### Objective
What follows is a listing; give it again exactly, in its entirety.

:::::

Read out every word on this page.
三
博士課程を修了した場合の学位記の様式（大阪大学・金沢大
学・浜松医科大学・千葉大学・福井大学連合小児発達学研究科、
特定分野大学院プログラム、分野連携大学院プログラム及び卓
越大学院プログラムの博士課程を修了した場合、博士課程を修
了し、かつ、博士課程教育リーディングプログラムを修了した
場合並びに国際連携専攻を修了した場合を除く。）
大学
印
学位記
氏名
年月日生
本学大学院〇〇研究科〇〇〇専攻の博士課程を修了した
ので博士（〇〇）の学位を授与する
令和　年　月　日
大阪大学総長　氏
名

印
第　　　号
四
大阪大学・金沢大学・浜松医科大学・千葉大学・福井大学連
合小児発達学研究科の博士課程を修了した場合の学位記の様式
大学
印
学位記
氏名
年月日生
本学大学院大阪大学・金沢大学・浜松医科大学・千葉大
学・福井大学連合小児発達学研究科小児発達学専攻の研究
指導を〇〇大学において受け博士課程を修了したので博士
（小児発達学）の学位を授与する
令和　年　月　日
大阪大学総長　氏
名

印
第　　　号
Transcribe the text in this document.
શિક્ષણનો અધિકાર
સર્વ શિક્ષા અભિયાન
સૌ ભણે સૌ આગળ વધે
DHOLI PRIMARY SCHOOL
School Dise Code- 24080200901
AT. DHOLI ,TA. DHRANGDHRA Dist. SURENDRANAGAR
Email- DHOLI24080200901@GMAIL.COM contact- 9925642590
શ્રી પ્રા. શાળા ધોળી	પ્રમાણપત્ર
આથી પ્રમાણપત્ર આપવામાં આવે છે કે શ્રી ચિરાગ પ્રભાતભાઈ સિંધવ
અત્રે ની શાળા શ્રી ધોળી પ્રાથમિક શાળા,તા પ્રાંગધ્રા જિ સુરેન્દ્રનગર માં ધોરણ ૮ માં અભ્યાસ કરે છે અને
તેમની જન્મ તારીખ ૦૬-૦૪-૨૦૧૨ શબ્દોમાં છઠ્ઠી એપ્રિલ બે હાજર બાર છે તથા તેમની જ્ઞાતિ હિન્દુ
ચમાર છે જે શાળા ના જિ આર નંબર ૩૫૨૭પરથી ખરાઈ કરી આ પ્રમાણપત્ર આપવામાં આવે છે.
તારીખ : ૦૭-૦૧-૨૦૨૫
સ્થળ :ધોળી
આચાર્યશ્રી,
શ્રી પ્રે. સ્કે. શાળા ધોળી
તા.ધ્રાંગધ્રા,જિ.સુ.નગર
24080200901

:::::

### Answer to this exercise
Read out every word on this page.
三
博士課程を修了した場合の学位記の様式（大阪大学・金沢大
学・浜松医科大学・千葉大学・福井大学連合小児発達学研究科、
特定分野大学院プログラム、分野連携大学院プログラム及び卓
越大学院プログラムの博士課程を修了した場合、博士課程を修
了し、かつ、博士課程教育リーディングプログラムを修了した
場合並びに国際連携専攻を修了した場合を除く。）
大学
印
学位記
氏名
年月日生
本学大学院〇〇研究科〇〇〇専攻の博士課程を修了した
ので博士（〇〇）の学位を授与する
令和　年　月　日
大阪大学総長　氏
名

印
第　　　号
四
大阪大学・金沢大学・浜松医科大学・千葉大学・福井大学連
合小児発達学研究科の博士課程を修了した場合の学位記の様式
大学
印
学位記
氏名
年月日生
本学大学院大阪大学・金沢大学・浜松医科大学・千葉大
学・福井大学連合小児発達学研究科小児発達学専攻の研究
指導を〇〇大学において受け博士課程を修了したので博士
（小児発達学）の学位を授与する
令和　年　月　日
大阪大学総長　氏
名

印
第　　　号
Transcribe the text in this document.
શિક્ષણનો અધિકાર
સર્વ શિક્ષા અભિયાન
સૌ ભણે સૌ આગળ વધે
DHOLI PRIMARY SCHOOL
School Dise Code- 24080200901
AT. DHOLI ,TA. DHRANGDHRA Dist. SURENDRANAGAR
Email- DHOLI24080200901@GMAIL.COM contact- 9925642590
શ્રી પ્રા. શાળા ધોળી	પ્રમાણપત્ર
આથી પ્રમાણપત્ર આપવામાં આવે છે કે શ્રી ચિરાગ પ્રભાતભાઈ સિંધવ
અત્રે ની શાળા શ્રી ધોળી પ્રાથમિક શાળા,તા પ્રાંગધ્રા જિ સુરેન્દ્રનગર માં ધોરણ ૮ માં અભ્યાસ કરે છે અને
તેમની જન્મ તારીખ ૦૬-૦૪-૨૦૧૨ શબ્દોમાં છઠ્ઠી એપ્રિલ બે હાજર બાર છે તથા તેમની જ્ઞાતિ હિન્દુ
ચમાર છે જે શાળા ના જિ આર નંબર ૩૫૨૭પરથી ખરાઈ કરી આ પ્રમાણપત્ર આપવામાં આવે છે.
તારીખ : ૦૭-૦૧-૨૦૨૫
સ્થળ :ધોળી
આચાર્યશ્રી,
શ્રી પ્રે. સ્કે. શાળા ધોળી
તા.ધ્રાંગધ્રા,જિ.સુ.નગર
24080200901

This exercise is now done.